Given request
Output the full listing below exactly, without the pictures.

Rows from a dataset
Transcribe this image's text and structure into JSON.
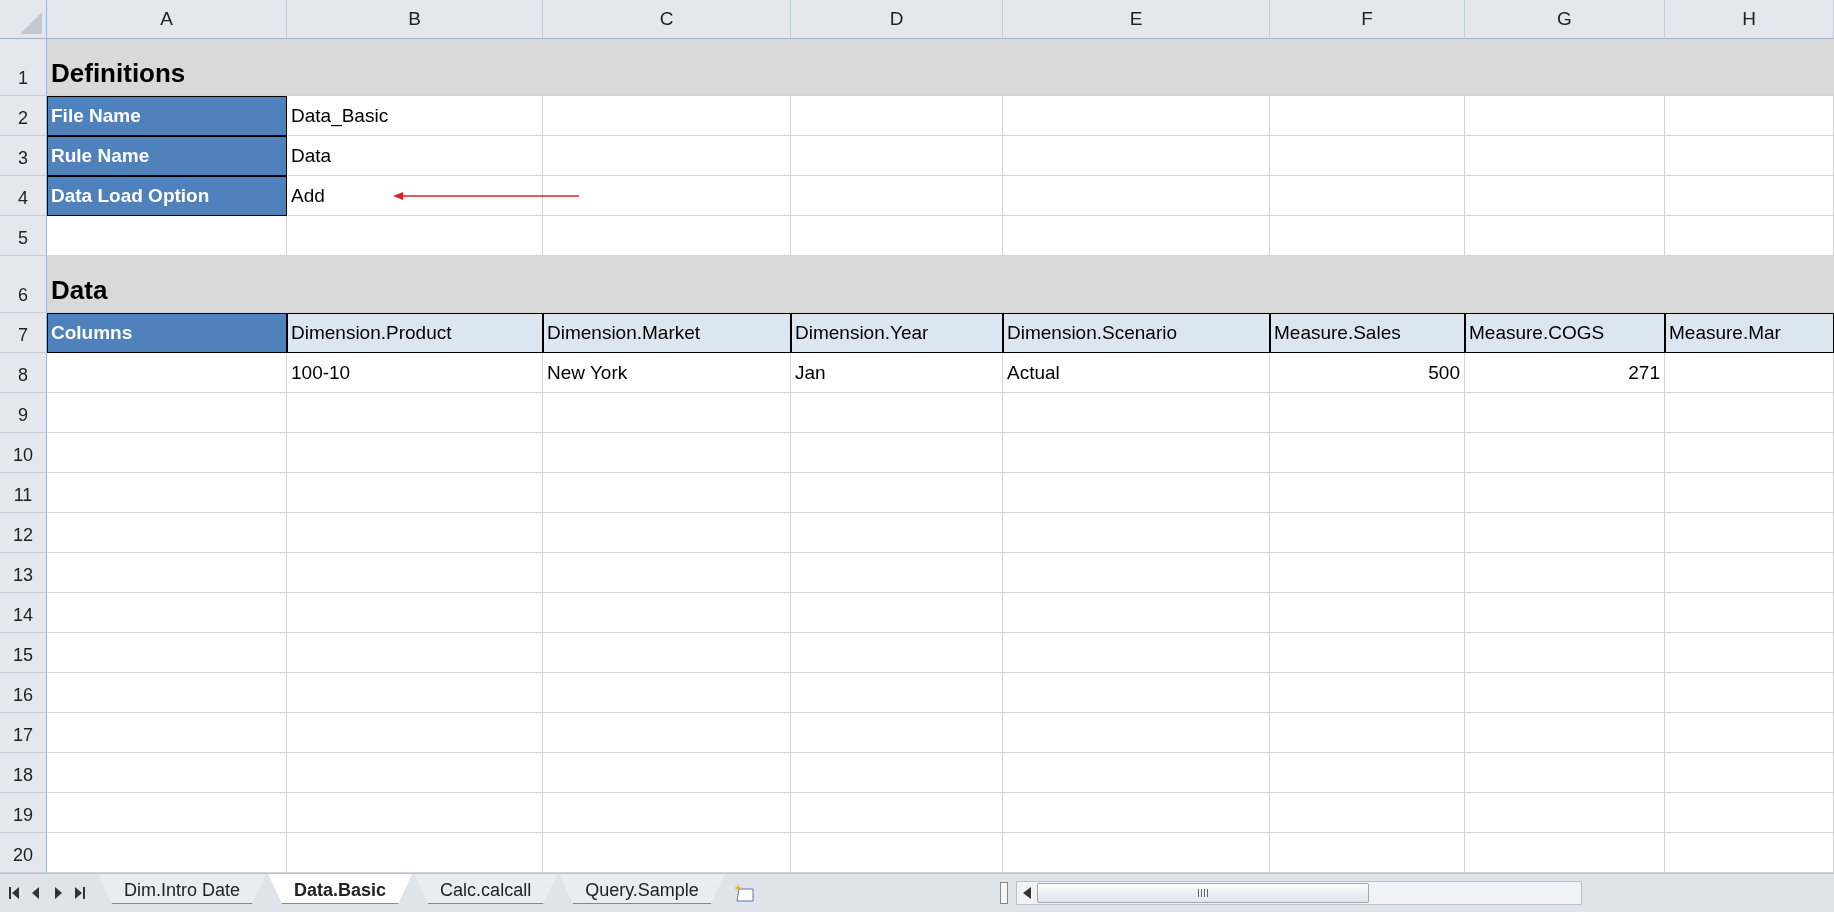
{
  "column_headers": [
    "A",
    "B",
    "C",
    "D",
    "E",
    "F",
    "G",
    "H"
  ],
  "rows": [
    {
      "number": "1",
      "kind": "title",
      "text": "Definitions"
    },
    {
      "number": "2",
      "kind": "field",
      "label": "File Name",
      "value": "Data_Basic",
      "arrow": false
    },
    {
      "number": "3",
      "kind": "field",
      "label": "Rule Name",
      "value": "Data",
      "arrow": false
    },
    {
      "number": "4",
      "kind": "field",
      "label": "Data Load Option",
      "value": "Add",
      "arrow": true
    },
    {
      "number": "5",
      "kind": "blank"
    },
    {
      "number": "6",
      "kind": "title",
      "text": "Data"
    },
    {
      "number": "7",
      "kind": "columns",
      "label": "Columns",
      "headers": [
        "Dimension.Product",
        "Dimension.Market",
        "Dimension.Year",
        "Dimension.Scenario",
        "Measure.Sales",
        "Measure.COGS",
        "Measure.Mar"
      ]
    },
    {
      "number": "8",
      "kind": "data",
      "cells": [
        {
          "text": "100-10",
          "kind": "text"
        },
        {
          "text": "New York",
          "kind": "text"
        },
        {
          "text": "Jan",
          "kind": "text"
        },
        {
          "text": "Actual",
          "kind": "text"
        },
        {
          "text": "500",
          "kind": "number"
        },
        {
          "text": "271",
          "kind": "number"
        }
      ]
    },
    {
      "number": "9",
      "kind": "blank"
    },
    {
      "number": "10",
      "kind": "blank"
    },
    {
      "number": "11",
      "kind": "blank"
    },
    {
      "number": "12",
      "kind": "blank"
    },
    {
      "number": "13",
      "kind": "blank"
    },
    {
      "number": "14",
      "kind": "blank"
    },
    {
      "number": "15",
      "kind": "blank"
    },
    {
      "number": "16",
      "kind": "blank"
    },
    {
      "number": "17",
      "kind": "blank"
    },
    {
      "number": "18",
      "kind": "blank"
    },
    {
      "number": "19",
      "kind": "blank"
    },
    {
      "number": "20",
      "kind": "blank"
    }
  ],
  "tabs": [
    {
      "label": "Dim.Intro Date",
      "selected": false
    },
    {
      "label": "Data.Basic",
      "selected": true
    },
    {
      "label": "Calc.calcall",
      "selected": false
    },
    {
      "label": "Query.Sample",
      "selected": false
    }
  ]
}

The result
Transcribe this image's text and structure into JSON.
{
  "column_headers": [
    "A",
    "B",
    "C",
    "D",
    "E",
    "F",
    "G",
    "H"
  ],
  "rows": [
    {
      "number": "1",
      "kind": "title",
      "text": "Definitions"
    },
    {
      "number": "2",
      "kind": "field",
      "label": "File Name",
      "value": "Data_Basic",
      "arrow": false
    },
    {
      "number": "3",
      "kind": "field",
      "label": "Rule Name",
      "value": "Data",
      "arrow": false
    },
    {
      "number": "4",
      "kind": "field",
      "label": "Data Load Option",
      "value": "Add",
      "arrow": true
    },
    {
      "number": "5",
      "kind": "blank"
    },
    {
      "number": "6",
      "kind": "title",
      "text": "Data"
    },
    {
      "number": "7",
      "kind": "columns",
      "label": "Columns",
      "headers": [
        "Dimension.Product",
        "Dimension.Market",
        "Dimension.Year",
        "Dimension.Scenario",
        "Measure.Sales",
        "Measure.COGS",
        "Measure.Mar"
      ]
    },
    {
      "number": "8",
      "kind": "data",
      "cells": [
        {
          "text": "100-10",
          "kind": "text"
        },
        {
          "text": "New York",
          "kind": "text"
        },
        {
          "text": "Jan",
          "kind": "text"
        },
        {
          "text": "Actual",
          "kind": "text"
        },
        {
          "text": "500",
          "kind": "number"
        },
        {
          "text": "271",
          "kind": "number"
        }
      ]
    },
    {
      "number": "9",
      "kind": "blank"
    },
    {
      "number": "10",
      "kind": "blank"
    },
    {
      "number": "11",
      "kind": "blank"
    },
    {
      "number": "12",
      "kind": "blank"
    },
    {
      "number": "13",
      "kind": "blank"
    },
    {
      "number": "14",
      "kind": "blank"
    },
    {
      "number": "15",
      "kind": "blank"
    },
    {
      "number": "16",
      "kind": "blank"
    },
    {
      "number": "17",
      "kind": "blank"
    },
    {
      "number": "18",
      "kind": "blank"
    },
    {
      "number": "19",
      "kind": "blank"
    },
    {
      "number": "20",
      "kind": "blank"
    }
  ],
  "tabs": [
    {
      "label": "Dim.Intro Date",
      "selected": false
    },
    {
      "label": "Data.Basic",
      "selected": true
    },
    {
      "label": "Calc.calcall",
      "selected": false
    },
    {
      "label": "Query.Sample",
      "selected": false
    }
  ]
}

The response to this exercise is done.